* GIVEN TASK:
Work out the number of lines in the records that include the word "beschlossen"; reply with that number alone.

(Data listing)
★ ★ ★
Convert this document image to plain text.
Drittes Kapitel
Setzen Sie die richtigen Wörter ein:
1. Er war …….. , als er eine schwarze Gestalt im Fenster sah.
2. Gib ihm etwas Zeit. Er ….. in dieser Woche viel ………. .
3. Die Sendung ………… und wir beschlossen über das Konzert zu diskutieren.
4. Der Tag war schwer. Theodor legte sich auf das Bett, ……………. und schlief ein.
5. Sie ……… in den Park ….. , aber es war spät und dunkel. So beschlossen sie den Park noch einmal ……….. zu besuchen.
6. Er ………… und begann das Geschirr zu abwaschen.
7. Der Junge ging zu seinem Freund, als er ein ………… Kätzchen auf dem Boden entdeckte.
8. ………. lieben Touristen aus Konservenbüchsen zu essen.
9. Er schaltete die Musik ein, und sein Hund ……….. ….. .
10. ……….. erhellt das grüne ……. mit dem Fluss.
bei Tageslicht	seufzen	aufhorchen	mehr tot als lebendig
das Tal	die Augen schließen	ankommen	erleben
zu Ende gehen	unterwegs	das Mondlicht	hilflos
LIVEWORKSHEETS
★ ★ ★
* CORRECT ANSWER:
2